Stated exercise>
Search the material for "pain" and show all lines that contain it.
+-------+
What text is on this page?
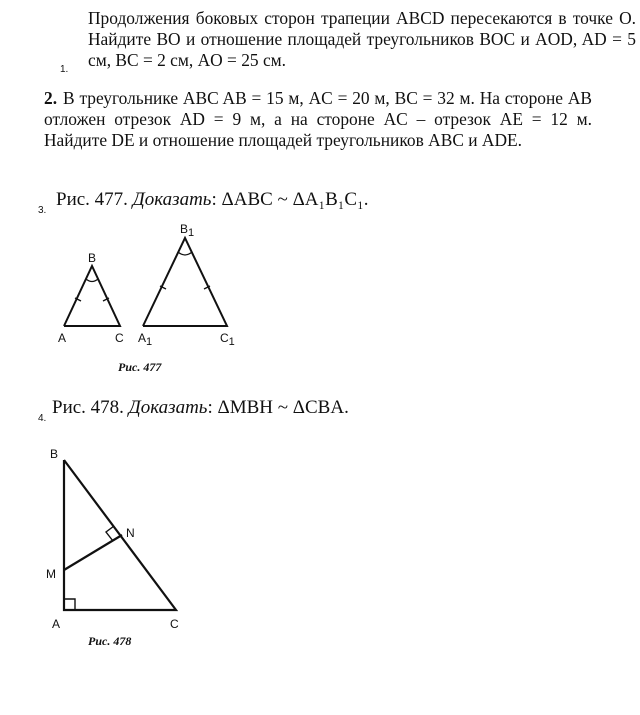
Продолжения боковых сторон трапеции ABCD пересекаются в точке O. Найдите BO и отношение площадей треугольников BOC и AOD, AD = 5 см, BC = 2 см, AO = 25 см.
1.
2. В треугольнике ABC AB = 15 м, AC = 20 м, BC = 32 м. На стороне AB отложен отрезок AD = 9 м, а на стороне AC – отрезок AE = 12 м. Найдите DE и отношение площадей треугольников ABC и ADE.
3.
Рис. 477. Доказать: ΔABC ~ ΔA₁B₁C₁.
B
A	C
B1
A1	C1
Рис. 477
4.
Рис. 478. Доказать: ΔMBH ~ ΔCBA.
B
N
M
A	C
Рис. 478
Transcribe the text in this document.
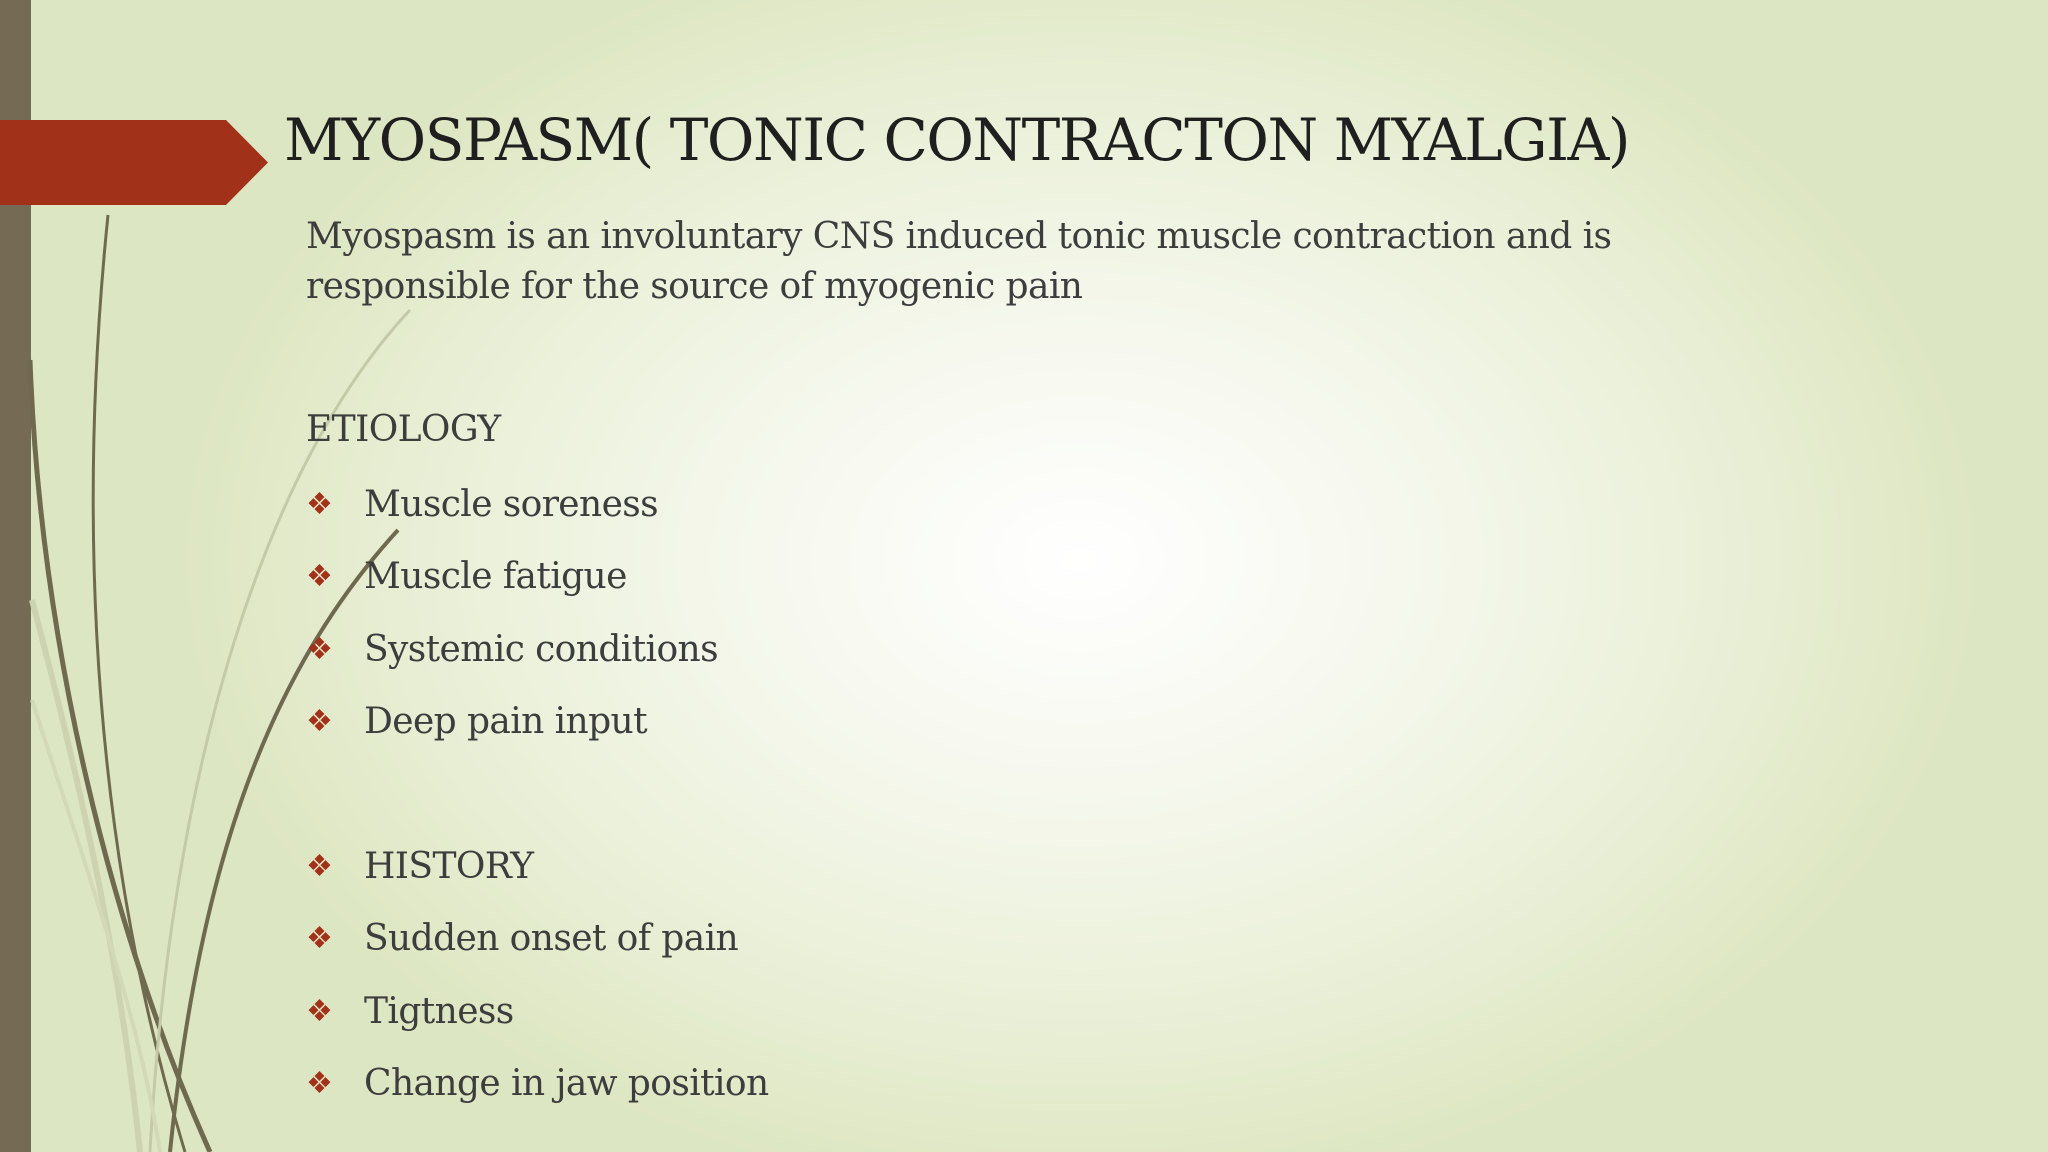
MYOSPASM( TONIC CONTRACTON MYALGIA)

Myospasm is an involuntary CNS induced tonic muscle contraction and is responsible for the source of myogenic pain

ETIOLOGY

❖ Muscle soreness
❖ Muscle fatigue
❖ Systemic conditions
❖ Deep pain input
❖ HISTORY
❖ Sudden onset of pain
❖ Tigtness
❖ Change in jaw position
+-------+
Output below>
Myospasm is an involuntary CNS induced tonic muscle contraction and is responsible for the source of myogenic pain
❖ Deep pain input
❖ Sudden onset of pain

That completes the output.